## BEGIN

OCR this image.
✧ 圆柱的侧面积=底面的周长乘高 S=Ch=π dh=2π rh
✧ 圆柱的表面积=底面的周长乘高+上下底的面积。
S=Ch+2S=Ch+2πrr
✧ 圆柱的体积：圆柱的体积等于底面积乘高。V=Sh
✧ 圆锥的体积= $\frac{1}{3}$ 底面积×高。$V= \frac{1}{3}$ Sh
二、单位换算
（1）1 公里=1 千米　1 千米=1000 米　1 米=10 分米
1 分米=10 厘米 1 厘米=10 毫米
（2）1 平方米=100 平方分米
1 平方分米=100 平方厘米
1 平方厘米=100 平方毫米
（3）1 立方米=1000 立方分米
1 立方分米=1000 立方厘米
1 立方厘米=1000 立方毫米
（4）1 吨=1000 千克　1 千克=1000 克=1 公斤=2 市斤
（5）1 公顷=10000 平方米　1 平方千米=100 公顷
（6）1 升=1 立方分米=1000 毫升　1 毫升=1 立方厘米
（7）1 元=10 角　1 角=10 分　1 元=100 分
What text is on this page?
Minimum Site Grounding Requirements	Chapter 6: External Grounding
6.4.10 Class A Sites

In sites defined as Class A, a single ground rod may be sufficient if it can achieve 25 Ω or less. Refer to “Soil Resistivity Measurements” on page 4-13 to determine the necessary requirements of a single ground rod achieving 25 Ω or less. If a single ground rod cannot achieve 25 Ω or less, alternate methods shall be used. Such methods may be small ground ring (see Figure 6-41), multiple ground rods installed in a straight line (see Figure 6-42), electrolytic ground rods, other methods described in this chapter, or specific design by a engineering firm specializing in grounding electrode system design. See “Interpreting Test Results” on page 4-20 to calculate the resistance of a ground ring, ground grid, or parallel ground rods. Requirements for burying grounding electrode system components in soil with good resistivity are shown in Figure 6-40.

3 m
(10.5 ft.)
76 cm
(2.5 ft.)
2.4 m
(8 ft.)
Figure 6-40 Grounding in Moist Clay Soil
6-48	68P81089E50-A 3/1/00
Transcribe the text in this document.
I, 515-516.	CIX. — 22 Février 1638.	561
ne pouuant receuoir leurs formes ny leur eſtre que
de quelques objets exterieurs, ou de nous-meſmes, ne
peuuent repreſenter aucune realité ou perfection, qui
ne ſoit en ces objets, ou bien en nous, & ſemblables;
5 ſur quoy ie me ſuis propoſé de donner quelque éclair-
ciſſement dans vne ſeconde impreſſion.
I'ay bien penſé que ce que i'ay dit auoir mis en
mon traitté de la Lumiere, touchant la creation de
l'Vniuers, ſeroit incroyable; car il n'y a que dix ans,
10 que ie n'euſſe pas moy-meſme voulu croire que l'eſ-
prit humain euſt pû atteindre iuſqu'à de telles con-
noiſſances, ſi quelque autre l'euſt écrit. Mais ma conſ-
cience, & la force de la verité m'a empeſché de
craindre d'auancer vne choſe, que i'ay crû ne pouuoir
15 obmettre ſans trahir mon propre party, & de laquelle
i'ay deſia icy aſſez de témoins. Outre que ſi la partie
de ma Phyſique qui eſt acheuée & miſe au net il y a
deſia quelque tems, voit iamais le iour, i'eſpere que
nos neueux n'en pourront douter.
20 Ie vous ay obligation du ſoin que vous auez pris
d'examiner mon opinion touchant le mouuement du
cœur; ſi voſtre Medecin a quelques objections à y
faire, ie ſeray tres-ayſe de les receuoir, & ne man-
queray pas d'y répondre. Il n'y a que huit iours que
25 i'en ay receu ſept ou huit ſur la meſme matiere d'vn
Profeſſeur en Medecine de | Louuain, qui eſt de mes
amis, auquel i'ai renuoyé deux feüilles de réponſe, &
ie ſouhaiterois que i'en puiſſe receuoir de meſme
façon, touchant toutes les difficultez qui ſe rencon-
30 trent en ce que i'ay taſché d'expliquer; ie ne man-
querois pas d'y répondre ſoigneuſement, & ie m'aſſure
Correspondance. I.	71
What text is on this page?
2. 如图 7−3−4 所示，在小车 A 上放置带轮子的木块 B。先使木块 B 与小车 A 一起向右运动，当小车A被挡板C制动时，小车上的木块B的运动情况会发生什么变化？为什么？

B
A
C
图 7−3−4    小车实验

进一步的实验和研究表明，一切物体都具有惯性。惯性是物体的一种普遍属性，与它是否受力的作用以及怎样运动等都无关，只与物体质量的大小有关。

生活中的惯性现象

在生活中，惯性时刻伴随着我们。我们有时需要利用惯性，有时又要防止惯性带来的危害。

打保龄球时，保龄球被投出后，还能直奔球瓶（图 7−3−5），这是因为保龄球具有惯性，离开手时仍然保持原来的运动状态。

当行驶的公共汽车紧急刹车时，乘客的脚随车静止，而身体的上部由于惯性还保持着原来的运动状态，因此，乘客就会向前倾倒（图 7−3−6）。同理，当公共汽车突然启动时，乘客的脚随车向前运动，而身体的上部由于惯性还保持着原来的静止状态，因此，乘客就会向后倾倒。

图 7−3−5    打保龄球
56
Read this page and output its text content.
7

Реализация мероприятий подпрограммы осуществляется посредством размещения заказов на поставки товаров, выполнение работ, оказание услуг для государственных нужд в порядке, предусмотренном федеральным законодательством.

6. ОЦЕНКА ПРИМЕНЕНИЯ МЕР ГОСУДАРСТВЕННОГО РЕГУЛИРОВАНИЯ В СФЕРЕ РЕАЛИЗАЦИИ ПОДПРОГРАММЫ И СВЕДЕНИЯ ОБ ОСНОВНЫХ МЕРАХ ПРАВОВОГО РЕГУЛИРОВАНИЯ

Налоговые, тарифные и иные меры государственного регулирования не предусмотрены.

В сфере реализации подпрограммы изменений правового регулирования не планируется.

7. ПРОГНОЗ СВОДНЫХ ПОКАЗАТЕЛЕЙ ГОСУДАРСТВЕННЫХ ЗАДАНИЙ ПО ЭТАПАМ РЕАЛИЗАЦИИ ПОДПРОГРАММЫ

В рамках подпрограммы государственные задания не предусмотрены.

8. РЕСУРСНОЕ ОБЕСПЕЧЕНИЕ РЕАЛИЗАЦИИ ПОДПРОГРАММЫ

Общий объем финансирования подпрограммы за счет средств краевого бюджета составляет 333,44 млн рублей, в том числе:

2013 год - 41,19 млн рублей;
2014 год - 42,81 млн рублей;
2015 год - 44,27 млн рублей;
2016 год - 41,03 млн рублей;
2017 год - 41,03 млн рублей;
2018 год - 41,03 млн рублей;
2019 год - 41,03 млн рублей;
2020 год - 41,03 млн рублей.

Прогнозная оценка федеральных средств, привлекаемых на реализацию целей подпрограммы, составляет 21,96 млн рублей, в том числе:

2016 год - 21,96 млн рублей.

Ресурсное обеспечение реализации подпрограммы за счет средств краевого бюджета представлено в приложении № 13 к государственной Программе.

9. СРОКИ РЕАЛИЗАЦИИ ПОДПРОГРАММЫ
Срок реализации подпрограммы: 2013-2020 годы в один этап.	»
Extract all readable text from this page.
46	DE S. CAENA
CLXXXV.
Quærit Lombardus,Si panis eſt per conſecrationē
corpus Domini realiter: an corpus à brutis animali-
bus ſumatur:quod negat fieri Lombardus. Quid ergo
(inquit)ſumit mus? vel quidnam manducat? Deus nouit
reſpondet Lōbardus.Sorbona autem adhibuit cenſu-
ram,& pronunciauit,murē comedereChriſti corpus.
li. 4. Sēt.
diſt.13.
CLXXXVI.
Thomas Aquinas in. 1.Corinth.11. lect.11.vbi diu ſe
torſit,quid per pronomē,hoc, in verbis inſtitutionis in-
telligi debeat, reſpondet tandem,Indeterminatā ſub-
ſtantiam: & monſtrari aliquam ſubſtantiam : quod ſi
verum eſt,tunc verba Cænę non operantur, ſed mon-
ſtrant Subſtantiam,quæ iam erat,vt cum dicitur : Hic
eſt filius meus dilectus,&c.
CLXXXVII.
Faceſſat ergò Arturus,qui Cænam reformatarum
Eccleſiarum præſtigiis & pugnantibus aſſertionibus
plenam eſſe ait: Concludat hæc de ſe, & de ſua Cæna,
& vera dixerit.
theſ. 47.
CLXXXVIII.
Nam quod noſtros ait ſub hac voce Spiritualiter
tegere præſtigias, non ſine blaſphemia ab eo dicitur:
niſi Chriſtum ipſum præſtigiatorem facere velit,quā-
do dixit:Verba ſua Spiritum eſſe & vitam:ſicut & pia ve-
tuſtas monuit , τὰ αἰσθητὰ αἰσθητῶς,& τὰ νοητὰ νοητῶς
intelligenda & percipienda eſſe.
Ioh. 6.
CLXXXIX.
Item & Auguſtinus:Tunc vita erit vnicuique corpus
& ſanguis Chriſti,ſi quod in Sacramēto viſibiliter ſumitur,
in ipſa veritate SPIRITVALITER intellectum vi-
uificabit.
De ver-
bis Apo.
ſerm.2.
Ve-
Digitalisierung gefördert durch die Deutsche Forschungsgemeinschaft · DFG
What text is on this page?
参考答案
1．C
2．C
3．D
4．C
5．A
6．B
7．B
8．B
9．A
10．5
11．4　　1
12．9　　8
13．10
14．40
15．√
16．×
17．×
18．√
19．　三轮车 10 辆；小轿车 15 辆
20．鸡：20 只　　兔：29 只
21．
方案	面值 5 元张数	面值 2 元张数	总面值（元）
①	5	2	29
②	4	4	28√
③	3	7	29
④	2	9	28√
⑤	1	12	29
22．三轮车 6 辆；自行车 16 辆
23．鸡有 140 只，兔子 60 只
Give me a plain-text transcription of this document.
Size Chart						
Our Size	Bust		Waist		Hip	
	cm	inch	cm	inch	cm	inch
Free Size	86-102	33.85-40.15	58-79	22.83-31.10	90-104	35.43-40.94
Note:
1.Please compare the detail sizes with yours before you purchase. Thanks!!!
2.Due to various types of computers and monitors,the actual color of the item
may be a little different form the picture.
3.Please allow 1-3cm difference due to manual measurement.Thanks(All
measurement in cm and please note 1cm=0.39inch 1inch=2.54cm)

## END

• Directions: Find "document". Copy every line it occurs in.

• Solution:
Transcribe the text in this document.
Give me a plain-text transcription of this document.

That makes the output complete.